Records from a data collection
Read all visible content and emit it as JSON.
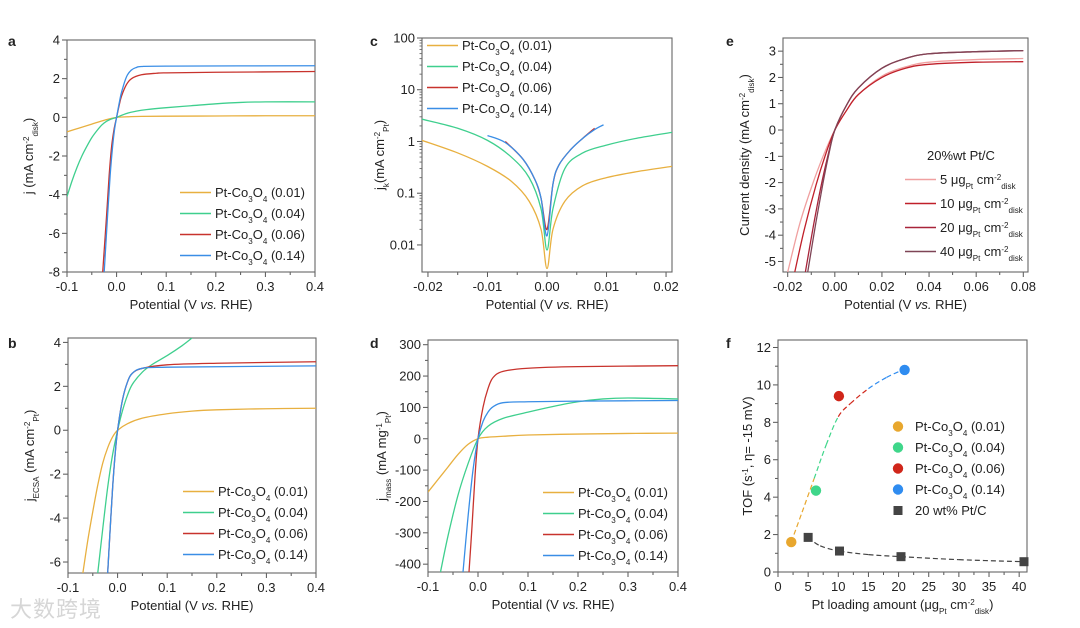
{
  "watermark": "大数跨境",
  "chart_data": [
    {
      "id": "a",
      "panel_label": "a",
      "type": "line",
      "xlabel": "Potential (V ~{vs.} RHE)",
      "ylabel": "j (mA cm^{-2}_{disk})",
      "xlim": [
        -0.1,
        0.4
      ],
      "ylim": [
        -8,
        4
      ],
      "yscale": "linear",
      "xticks": [
        -0.1,
        0.0,
        0.1,
        0.2,
        0.3,
        0.4
      ],
      "xtick_labels": [
        "-0.1",
        "0.0",
        "0.1",
        "0.2",
        "0.3",
        "0.4"
      ],
      "yticks": [
        -8,
        -6,
        -4,
        -2,
        0,
        2,
        4
      ],
      "ytick_labels": [
        "-8",
        "-6",
        "-4",
        "-2",
        "0",
        "2",
        "4"
      ],
      "legend_placement": "bottom-right",
      "series": [
        {
          "name": "Pt-Co_{3}O_{4} (0.01)",
          "color": "#e8b040",
          "x": [
            -0.1,
            -0.075,
            -0.05,
            -0.025,
            0,
            0.025,
            0.05,
            0.1,
            0.2,
            0.3,
            0.4
          ],
          "y": [
            -0.75,
            -0.55,
            -0.35,
            -0.15,
            0,
            0.03,
            0.05,
            0.06,
            0.07,
            0.08,
            0.08
          ]
        },
        {
          "name": "Pt-Co_{3}O_{4} (0.04)",
          "color": "#3fcf8e",
          "x": [
            -0.1,
            -0.09,
            -0.08,
            -0.07,
            -0.06,
            -0.05,
            -0.04,
            -0.03,
            -0.02,
            -0.01,
            0,
            0.02,
            0.04,
            0.06,
            0.1,
            0.15,
            0.2,
            0.25,
            0.3,
            0.4
          ],
          "y": [
            -4.1,
            -3.3,
            -2.6,
            -2.0,
            -1.5,
            -1.05,
            -0.7,
            -0.4,
            -0.2,
            -0.08,
            0,
            0.2,
            0.32,
            0.4,
            0.5,
            0.6,
            0.7,
            0.77,
            0.8,
            0.8
          ]
        },
        {
          "name": "Pt-Co_{3}O_{4} (0.06)",
          "color": "#c8332d",
          "x": [
            -0.028,
            -0.02,
            -0.015,
            -0.01,
            -0.005,
            0,
            0.005,
            0.01,
            0.02,
            0.03,
            0.05,
            0.08,
            0.1,
            0.2,
            0.4
          ],
          "y": [
            -8,
            -5,
            -3,
            -1.5,
            -0.6,
            0,
            0.6,
            1.1,
            1.7,
            2.0,
            2.2,
            2.28,
            2.3,
            2.33,
            2.37
          ]
        },
        {
          "name": "Pt-Co_{3}O_{4} (0.14)",
          "color": "#3a8ee6",
          "x": [
            -0.025,
            -0.018,
            -0.013,
            -0.008,
            -0.004,
            0,
            0.005,
            0.01,
            0.02,
            0.03,
            0.04,
            0.05,
            0.1,
            0.4
          ],
          "y": [
            -8,
            -5,
            -3,
            -1.5,
            -0.6,
            0,
            0.7,
            1.3,
            2.1,
            2.45,
            2.58,
            2.63,
            2.65,
            2.67
          ]
        }
      ]
    },
    {
      "id": "b",
      "panel_label": "b",
      "type": "line",
      "xlabel": "Potential (V ~{vs.} RHE)",
      "ylabel": "j_{ECSA} (mA cm^{-2}_{Pt})",
      "xlim": [
        -0.1,
        0.4
      ],
      "ylim": [
        -6.5,
        4.2
      ],
      "yscale": "linear",
      "xticks": [
        -0.1,
        0.0,
        0.1,
        0.2,
        0.3,
        0.4
      ],
      "xtick_labels": [
        "-0.1",
        "0.0",
        "0.1",
        "0.2",
        "0.3",
        "0.4"
      ],
      "yticks": [
        -6,
        -4,
        -2,
        0,
        2,
        4
      ],
      "ytick_labels": [
        "-6",
        "-4",
        "-2",
        "0",
        "2",
        "4"
      ],
      "legend_placement": "bottom-right",
      "series": [
        {
          "name": "Pt-Co_{3}O_{4} (0.01)",
          "color": "#e8b040",
          "x": [
            -0.07,
            -0.06,
            -0.05,
            -0.04,
            -0.03,
            -0.02,
            -0.01,
            0,
            0.02,
            0.05,
            0.1,
            0.15,
            0.2,
            0.3,
            0.4
          ],
          "y": [
            -6.5,
            -5,
            -3.7,
            -2.5,
            -1.5,
            -0.8,
            -0.3,
            0,
            0.3,
            0.55,
            0.75,
            0.87,
            0.93,
            0.98,
            1.0
          ]
        },
        {
          "name": "Pt-Co_{3}O_{4} (0.04)",
          "color": "#3fcf8e",
          "x": [
            -0.04,
            -0.03,
            -0.02,
            -0.01,
            0,
            0.01,
            0.02,
            0.03,
            0.05,
            0.07,
            0.1,
            0.13,
            0.15
          ],
          "y": [
            -6.5,
            -4.5,
            -2.6,
            -1.1,
            0,
            0.9,
            1.6,
            2.1,
            2.65,
            3.0,
            3.4,
            3.85,
            4.2
          ]
        },
        {
          "name": "Pt-Co_{3}O_{4} (0.06)",
          "color": "#c8332d",
          "x": [
            -0.02,
            -0.015,
            -0.01,
            -0.005,
            0,
            0.01,
            0.02,
            0.03,
            0.05,
            0.1,
            0.2,
            0.4
          ],
          "y": [
            -6.5,
            -4.5,
            -2.6,
            -1.1,
            0,
            1.4,
            2.2,
            2.6,
            2.82,
            2.98,
            3.05,
            3.12
          ]
        },
        {
          "name": "Pt-Co_{3}O_{4} (0.14)",
          "color": "#3a8ee6",
          "x": [
            -0.02,
            -0.015,
            -0.01,
            -0.005,
            0,
            0.01,
            0.02,
            0.03,
            0.05,
            0.1,
            0.4
          ],
          "y": [
            -6.5,
            -4.5,
            -2.6,
            -1.1,
            0,
            1.4,
            2.2,
            2.6,
            2.82,
            2.87,
            2.93
          ]
        }
      ]
    },
    {
      "id": "c",
      "panel_label": "c",
      "type": "line",
      "xlabel": "Potential (V ~{vs.} RHE)",
      "ylabel": "j_{k}(mA cm^{-2}_{Pt})",
      "xlim": [
        -0.021,
        0.021
      ],
      "ylim": [
        0.003,
        100
      ],
      "yscale": "log",
      "xticks": [
        -0.02,
        -0.01,
        0,
        0.01,
        0.02
      ],
      "xtick_labels": [
        "-0.02",
        "-0.01",
        "0.00",
        "0.01",
        "0.02"
      ],
      "yticks": [
        0.01,
        0.1,
        1,
        10,
        100
      ],
      "ytick_labels": [
        "0.01",
        "0.1",
        "1",
        "10",
        "100"
      ],
      "legend_placement": "top-left",
      "series": [
        {
          "name": "Pt-Co_{3}O_{4} (0.01)",
          "color": "#e8b040",
          "x": [
            -0.021,
            -0.015,
            -0.01,
            -0.006,
            -0.003,
            -0.001,
            0,
            0.001,
            0.003,
            0.006,
            0.01,
            0.015,
            0.021
          ],
          "y": [
            1.05,
            0.6,
            0.33,
            0.17,
            0.07,
            0.02,
            0.0035,
            0.02,
            0.07,
            0.14,
            0.2,
            0.26,
            0.33
          ]
        },
        {
          "name": "Pt-Co_{3}O_{4} (0.04)",
          "color": "#3fcf8e",
          "x": [
            -0.021,
            -0.015,
            -0.01,
            -0.006,
            -0.003,
            -0.001,
            0,
            0.001,
            0.003,
            0.006,
            0.01,
            0.015,
            0.021
          ],
          "y": [
            2.7,
            1.8,
            1.05,
            0.5,
            0.2,
            0.05,
            0.008,
            0.05,
            0.3,
            0.6,
            0.85,
            1.15,
            1.5
          ]
        },
        {
          "name": "Pt-Co_{3}O_{4} (0.06)",
          "color": "#c8332d",
          "x": [
            -0.007,
            -0.004,
            -0.002,
            -0.001,
            0,
            0.001,
            0.002,
            0.004,
            0.006,
            0.008
          ],
          "y": [
            1.0,
            0.45,
            0.18,
            0.08,
            0.02,
            0.15,
            0.35,
            0.7,
            1.15,
            1.8
          ]
        },
        {
          "name": "Pt-Co_{3}O_{4} (0.14)",
          "color": "#3a8ee6",
          "x": [
            -0.01,
            -0.007,
            -0.004,
            -0.002,
            -0.001,
            0,
            0.001,
            0.002,
            0.004,
            0.006,
            0.008,
            0.0095
          ],
          "y": [
            1.3,
            0.95,
            0.45,
            0.18,
            0.08,
            0.015,
            0.15,
            0.35,
            0.7,
            1.15,
            1.7,
            2.1
          ]
        }
      ]
    },
    {
      "id": "d",
      "panel_label": "d",
      "type": "line",
      "xlabel": "Potential (V ~{vs.} RHE)",
      "ylabel": "j_{mass} (mA mg^{-1}_{Pt})",
      "xlim": [
        -0.1,
        0.4
      ],
      "ylim": [
        -425,
        315
      ],
      "yscale": "linear",
      "xticks": [
        -0.1,
        0.0,
        0.1,
        0.2,
        0.3,
        0.4
      ],
      "xtick_labels": [
        "-0.1",
        "0.0",
        "0.1",
        "0.2",
        "0.3",
        "0.4"
      ],
      "yticks": [
        -400,
        -300,
        -200,
        -100,
        0,
        100,
        200,
        300
      ],
      "ytick_labels": [
        "-400",
        "-300",
        "-200",
        "-100",
        "0",
        "100",
        "200",
        "300"
      ],
      "legend_placement": "bottom-right",
      "series": [
        {
          "name": "Pt-Co_{3}O_{4} (0.01)",
          "color": "#e8b040",
          "x": [
            -0.1,
            -0.08,
            -0.06,
            -0.04,
            -0.02,
            0,
            0.02,
            0.05,
            0.1,
            0.2,
            0.3,
            0.4
          ],
          "y": [
            -170,
            -130,
            -90,
            -50,
            -18,
            0,
            5,
            8,
            12,
            15,
            17,
            18
          ]
        },
        {
          "name": "Pt-Co_{3}O_{4} (0.04)",
          "color": "#3fcf8e",
          "x": [
            -0.075,
            -0.06,
            -0.04,
            -0.02,
            0,
            0.02,
            0.05,
            0.1,
            0.15,
            0.2,
            0.25,
            0.3,
            0.4
          ],
          "y": [
            -425,
            -310,
            -180,
            -80,
            0,
            40,
            65,
            85,
            103,
            118,
            127,
            130,
            127
          ]
        },
        {
          "name": "Pt-Co_{3}O_{4} (0.06)",
          "color": "#c8332d",
          "x": [
            -0.018,
            -0.012,
            -0.006,
            0,
            0.01,
            0.02,
            0.03,
            0.05,
            0.1,
            0.2,
            0.4
          ],
          "y": [
            -425,
            -280,
            -120,
            0,
            100,
            160,
            195,
            215,
            225,
            230,
            233
          ]
        },
        {
          "name": "Pt-Co_{3}O_{4} (0.14)",
          "color": "#3a8ee6",
          "x": [
            -0.03,
            -0.02,
            -0.01,
            0,
            0.01,
            0.02,
            0.03,
            0.05,
            0.1,
            0.2,
            0.4
          ],
          "y": [
            -425,
            -250,
            -100,
            0,
            55,
            85,
            102,
            115,
            118,
            120,
            122
          ]
        }
      ]
    },
    {
      "id": "e",
      "panel_label": "e",
      "type": "line",
      "xlabel": "Potential (V ~{vs.} RHE)",
      "ylabel": "Current density (mA cm^{-2}_{disk})",
      "xlim": [
        -0.022,
        0.082
      ],
      "ylim": [
        -5.4,
        3.5
      ],
      "yscale": "linear",
      "xticks": [
        -0.02,
        0,
        0.02,
        0.04,
        0.06,
        0.08
      ],
      "xtick_labels": [
        "-0.02",
        "0.00",
        "0.02",
        "0.04",
        "0.06",
        "0.08"
      ],
      "yticks": [
        -5,
        -4,
        -3,
        -2,
        -1,
        0,
        1,
        2,
        3
      ],
      "ytick_labels": [
        "-5",
        "-4",
        "-3",
        "-2",
        "-1",
        "0",
        "1",
        "2",
        "3"
      ],
      "legend_title": "20%wt Pt/C",
      "legend_placement": "right",
      "series": [
        {
          "name": "5 μg_{Pt} cm^{-2}_{disk}",
          "color": "#f0a0a0",
          "x": [
            -0.02,
            -0.015,
            -0.01,
            -0.005,
            0,
            0.005,
            0.01,
            0.02,
            0.03,
            0.04,
            0.06,
            0.08
          ],
          "y": [
            -5.4,
            -3.6,
            -2.2,
            -1.0,
            0,
            0.75,
            1.35,
            2.05,
            2.4,
            2.58,
            2.68,
            2.72
          ]
        },
        {
          "name": "10 μg_{Pt} cm^{-2}_{disk}",
          "color": "#c0202a",
          "x": [
            -0.017,
            -0.013,
            -0.008,
            -0.004,
            0,
            0.005,
            0.01,
            0.02,
            0.03,
            0.04,
            0.06,
            0.08
          ],
          "y": [
            -5.4,
            -3.8,
            -2.1,
            -0.95,
            0,
            0.75,
            1.35,
            2.0,
            2.35,
            2.5,
            2.58,
            2.6
          ]
        },
        {
          "name": "20 μg_{Pt} cm^{-2}_{disk}",
          "color": "#a8243a",
          "x": [
            -0.0125,
            -0.009,
            -0.006,
            -0.003,
            0,
            0.005,
            0.01,
            0.02,
            0.03,
            0.04,
            0.06,
            0.08
          ],
          "y": [
            -5.4,
            -3.6,
            -2.2,
            -1.0,
            0,
            0.95,
            1.6,
            2.35,
            2.72,
            2.9,
            2.98,
            3.02
          ]
        },
        {
          "name": "40 μg_{Pt} cm^{-2}_{disk}",
          "color": "#7e4456",
          "x": [
            -0.0115,
            -0.008,
            -0.005,
            -0.0025,
            0,
            0.005,
            0.01,
            0.02,
            0.03,
            0.04,
            0.06,
            0.08
          ],
          "y": [
            -5.4,
            -3.5,
            -2.0,
            -0.9,
            0,
            0.95,
            1.6,
            2.35,
            2.72,
            2.9,
            2.98,
            3.02
          ]
        }
      ]
    },
    {
      "id": "f",
      "panel_label": "f",
      "type": "scatter",
      "xlabel": "Pt loading amount (μg_{Pt} cm^{-2}_{disk})",
      "ylabel": "TOF (s^{-1}, η= -15 mV)",
      "xlim": [
        0,
        41.3
      ],
      "ylim": [
        0,
        12.4
      ],
      "yscale": "linear",
      "xticks": [
        0,
        5,
        10,
        15,
        20,
        25,
        30,
        35,
        40
      ],
      "xtick_labels": [
        "0",
        "5",
        "10",
        "15",
        "20",
        "25",
        "30",
        "35",
        "40"
      ],
      "yticks": [
        0,
        2,
        4,
        6,
        8,
        10,
        12
      ],
      "ytick_labels": [
        "0",
        "2",
        "4",
        "6",
        "8",
        "10",
        "12"
      ],
      "legend_placement": "right",
      "series": [
        {
          "name": "Pt-Co_{3}O_{4} (0.01)",
          "color": "#e8a72e",
          "marker": "circle",
          "x": [
            2.2
          ],
          "y": [
            1.6
          ]
        },
        {
          "name": "Pt-Co_{3}O_{4} (0.04)",
          "color": "#3fd68a",
          "marker": "circle",
          "x": [
            6.3
          ],
          "y": [
            4.35
          ]
        },
        {
          "name": "Pt-Co_{3}O_{4} (0.06)",
          "color": "#d0261a",
          "marker": "circle",
          "x": [
            10.1
          ],
          "y": [
            9.4
          ]
        },
        {
          "name": "Pt-Co_{3}O_{4} (0.14)",
          "color": "#2f8cf0",
          "marker": "circle",
          "x": [
            21.0
          ],
          "y": [
            10.8
          ]
        },
        {
          "name": "20 wt% Pt/C",
          "color": "#444444",
          "marker": "square",
          "x": [
            5.0,
            10.2,
            20.4,
            40.8
          ],
          "y": [
            1.85,
            1.12,
            0.82,
            0.55
          ]
        }
      ],
      "fits": [
        {
          "name": "Pt-Co3O4 fit",
          "style": "dashed",
          "colors": [
            "#e8a72e",
            "#3fd68a",
            "#d0261a",
            "#2f8cf0"
          ],
          "x": [
            2.2,
            4,
            6,
            8,
            10,
            12,
            15,
            18,
            21
          ],
          "y": [
            1.6,
            3.2,
            5.0,
            6.8,
            8.3,
            9.0,
            9.8,
            10.4,
            10.85
          ]
        },
        {
          "name": "Pt/C fit",
          "style": "dashed",
          "colors": [
            "#444444"
          ],
          "x": [
            5,
            7,
            10.2,
            15,
            20.4,
            30,
            40.8
          ],
          "y": [
            1.85,
            1.4,
            1.12,
            0.93,
            0.82,
            0.66,
            0.55
          ]
        }
      ]
    }
  ]
}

◆ **Problem requirements**
Copy each line of the data above that holds "ylabel".

◆ **Result below**
      "ylabel": "j (mA cm^{-2}_{disk})",
      "ylabel": "j_{ECSA} (mA cm^{-2}_{Pt})",
      "ylabel": "j_{k}(mA cm^{-2}_{Pt})",
      "ylabel": "j_{mass} (mA mg^{-1}_{Pt})",
      "ylabel": "Current density (mA cm^{-2}_{disk})",
      "ylabel": "TOF (s^{-1}, η= -15 mV)",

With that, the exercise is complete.